#### Listed entries
━━━━━━━━━━

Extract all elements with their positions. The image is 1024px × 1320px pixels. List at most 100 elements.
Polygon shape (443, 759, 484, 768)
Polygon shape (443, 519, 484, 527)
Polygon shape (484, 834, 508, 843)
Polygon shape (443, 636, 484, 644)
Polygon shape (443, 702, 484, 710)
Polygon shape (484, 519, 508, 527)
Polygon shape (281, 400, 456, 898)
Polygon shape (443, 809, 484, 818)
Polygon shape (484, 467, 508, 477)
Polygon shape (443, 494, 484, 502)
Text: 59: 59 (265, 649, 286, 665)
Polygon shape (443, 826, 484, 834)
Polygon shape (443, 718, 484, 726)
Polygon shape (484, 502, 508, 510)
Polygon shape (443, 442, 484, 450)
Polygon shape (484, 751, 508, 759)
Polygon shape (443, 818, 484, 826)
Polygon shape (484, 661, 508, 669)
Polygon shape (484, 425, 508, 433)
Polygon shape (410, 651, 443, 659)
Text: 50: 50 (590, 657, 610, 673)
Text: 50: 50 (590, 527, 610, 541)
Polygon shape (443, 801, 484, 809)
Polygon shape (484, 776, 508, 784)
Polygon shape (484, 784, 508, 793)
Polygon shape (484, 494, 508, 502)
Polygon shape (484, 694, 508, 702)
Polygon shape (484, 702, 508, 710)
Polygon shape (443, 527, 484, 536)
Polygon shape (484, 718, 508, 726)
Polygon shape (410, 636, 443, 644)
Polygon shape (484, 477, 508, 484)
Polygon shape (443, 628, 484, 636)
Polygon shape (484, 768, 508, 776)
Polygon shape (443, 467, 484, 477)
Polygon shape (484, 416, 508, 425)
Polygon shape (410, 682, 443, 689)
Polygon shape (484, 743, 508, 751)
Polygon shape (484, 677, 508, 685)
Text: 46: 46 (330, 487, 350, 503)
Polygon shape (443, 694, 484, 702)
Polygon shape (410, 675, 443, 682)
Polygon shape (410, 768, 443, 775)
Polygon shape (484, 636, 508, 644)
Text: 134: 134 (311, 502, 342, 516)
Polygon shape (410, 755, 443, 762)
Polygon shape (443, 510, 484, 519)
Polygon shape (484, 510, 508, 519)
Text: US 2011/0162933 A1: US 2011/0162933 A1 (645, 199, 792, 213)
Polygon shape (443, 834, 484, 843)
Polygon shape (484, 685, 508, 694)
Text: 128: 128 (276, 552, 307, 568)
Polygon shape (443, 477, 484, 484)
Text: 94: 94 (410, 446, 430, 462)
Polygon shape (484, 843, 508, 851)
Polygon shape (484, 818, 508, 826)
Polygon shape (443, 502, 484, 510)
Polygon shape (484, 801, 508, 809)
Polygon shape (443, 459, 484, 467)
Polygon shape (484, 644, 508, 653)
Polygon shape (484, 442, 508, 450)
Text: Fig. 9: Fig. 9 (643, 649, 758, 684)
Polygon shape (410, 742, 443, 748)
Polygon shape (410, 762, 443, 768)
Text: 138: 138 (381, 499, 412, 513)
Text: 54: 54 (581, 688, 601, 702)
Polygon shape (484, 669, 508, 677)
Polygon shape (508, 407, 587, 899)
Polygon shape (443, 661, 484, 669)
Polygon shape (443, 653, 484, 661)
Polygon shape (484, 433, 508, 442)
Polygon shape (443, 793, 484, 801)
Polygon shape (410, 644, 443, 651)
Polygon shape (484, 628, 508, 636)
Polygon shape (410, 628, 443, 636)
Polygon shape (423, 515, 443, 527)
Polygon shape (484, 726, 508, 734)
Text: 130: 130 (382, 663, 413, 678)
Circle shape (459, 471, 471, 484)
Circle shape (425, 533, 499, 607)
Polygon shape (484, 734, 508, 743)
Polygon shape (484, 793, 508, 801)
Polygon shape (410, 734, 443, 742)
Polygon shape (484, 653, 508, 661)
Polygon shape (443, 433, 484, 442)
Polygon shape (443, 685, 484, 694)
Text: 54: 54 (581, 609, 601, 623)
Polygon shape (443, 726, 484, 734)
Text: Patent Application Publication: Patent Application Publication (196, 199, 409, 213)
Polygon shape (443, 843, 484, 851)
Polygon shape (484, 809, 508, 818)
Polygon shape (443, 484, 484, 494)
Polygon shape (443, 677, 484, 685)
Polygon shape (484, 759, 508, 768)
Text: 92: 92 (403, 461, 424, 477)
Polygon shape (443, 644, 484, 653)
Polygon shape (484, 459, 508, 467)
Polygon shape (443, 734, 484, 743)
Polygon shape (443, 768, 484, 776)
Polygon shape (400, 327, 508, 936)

━━━━━━━━━━

#### Written request
Copy the listing above line for line, with every character unchanged.

#### Response to this exercise
Extract all elements with their positions. The image is 1024px × 1320px pixels. List at most 100 elements.
Polygon shape (443, 759, 484, 768)
Polygon shape (443, 519, 484, 527)
Polygon shape (484, 834, 508, 843)
Polygon shape (443, 636, 484, 644)
Polygon shape (443, 702, 484, 710)
Polygon shape (484, 519, 508, 527)
Polygon shape (281, 400, 456, 898)
Polygon shape (443, 809, 484, 818)
Polygon shape (484, 467, 508, 477)
Polygon shape (443, 494, 484, 502)
Text: 59: 59 (265, 649, 286, 665)
Polygon shape (443, 826, 484, 834)
Polygon shape (443, 718, 484, 726)
Polygon shape (484, 502, 508, 510)
Polygon shape (443, 442, 484, 450)
Polygon shape (484, 751, 508, 759)
Polygon shape (443, 818, 484, 826)
Polygon shape (484, 661, 508, 669)
Polygon shape (484, 425, 508, 433)
Polygon shape (410, 651, 443, 659)
Text: 50: 50 (590, 657, 610, 673)
Text: 50: 50 (590, 527, 610, 541)
Polygon shape (443, 801, 484, 809)
Polygon shape (484, 776, 508, 784)
Polygon shape (484, 784, 508, 793)
Polygon shape (484, 494, 508, 502)
Polygon shape (484, 694, 508, 702)
Polygon shape (484, 702, 508, 710)
Polygon shape (443, 527, 484, 536)
Polygon shape (484, 718, 508, 726)
Polygon shape (410, 636, 443, 644)
Polygon shape (484, 477, 508, 484)
Polygon shape (443, 628, 484, 636)
Polygon shape (484, 768, 508, 776)
Polygon shape (443, 467, 484, 477)
Polygon shape (484, 416, 508, 425)
Polygon shape (410, 682, 443, 689)
Polygon shape (484, 743, 508, 751)
Polygon shape (484, 677, 508, 685)
Text: 46: 46 (330, 487, 350, 503)
Polygon shape (443, 694, 484, 702)
Polygon shape (410, 675, 443, 682)
Polygon shape (410, 768, 443, 775)
Polygon shape (484, 636, 508, 644)
Text: 134: 134 (311, 502, 342, 516)
Polygon shape (410, 755, 443, 762)
Polygon shape (443, 510, 484, 519)
Polygon shape (484, 510, 508, 519)
Text: US 2011/0162933 A1: US 2011/0162933 A1 (645, 199, 792, 213)
Polygon shape (443, 834, 484, 843)
Polygon shape (484, 685, 508, 694)
Text: 128: 128 (276, 552, 307, 568)
Polygon shape (443, 477, 484, 484)
Text: 94: 94 (410, 446, 430, 462)
Polygon shape (484, 843, 508, 851)
Polygon shape (484, 818, 508, 826)
Polygon shape (443, 502, 484, 510)
Polygon shape (484, 801, 508, 809)
Polygon shape (443, 459, 484, 467)
Polygon shape (484, 644, 508, 653)
Polygon shape (484, 442, 508, 450)
Text: Fig. 9: Fig. 9 (643, 649, 758, 684)
Polygon shape (410, 742, 443, 748)
Polygon shape (410, 762, 443, 768)
Text: 138: 138 (381, 499, 412, 513)
Text: 54: 54 (581, 688, 601, 702)
Polygon shape (484, 669, 508, 677)
Polygon shape (508, 407, 587, 899)
Polygon shape (443, 661, 484, 669)
Polygon shape (443, 653, 484, 661)
Polygon shape (484, 433, 508, 442)
Polygon shape (443, 793, 484, 801)
Polygon shape (410, 644, 443, 651)
Polygon shape (484, 628, 508, 636)
Polygon shape (410, 628, 443, 636)
Polygon shape (423, 515, 443, 527)
Polygon shape (484, 726, 508, 734)
Text: 130: 130 (382, 663, 413, 678)
Circle shape (459, 471, 471, 484)
Circle shape (425, 533, 499, 607)
Polygon shape (484, 734, 508, 743)
Polygon shape (484, 793, 508, 801)
Polygon shape (410, 734, 443, 742)
Polygon shape (484, 653, 508, 661)
Polygon shape (443, 433, 484, 442)
Polygon shape (443, 685, 484, 694)
Text: 54: 54 (581, 609, 601, 623)
Polygon shape (443, 726, 484, 734)
Text: Patent Application Publication: Patent Application Publication (196, 199, 409, 213)
Polygon shape (443, 843, 484, 851)
Polygon shape (484, 809, 508, 818)
Polygon shape (443, 484, 484, 494)
Polygon shape (443, 677, 484, 685)
Polygon shape (484, 759, 508, 768)
Text: 92: 92 (403, 461, 424, 477)
Polygon shape (443, 644, 484, 653)
Polygon shape (484, 459, 508, 467)
Polygon shape (443, 734, 484, 743)
Polygon shape (443, 768, 484, 776)
Polygon shape (400, 327, 508, 936)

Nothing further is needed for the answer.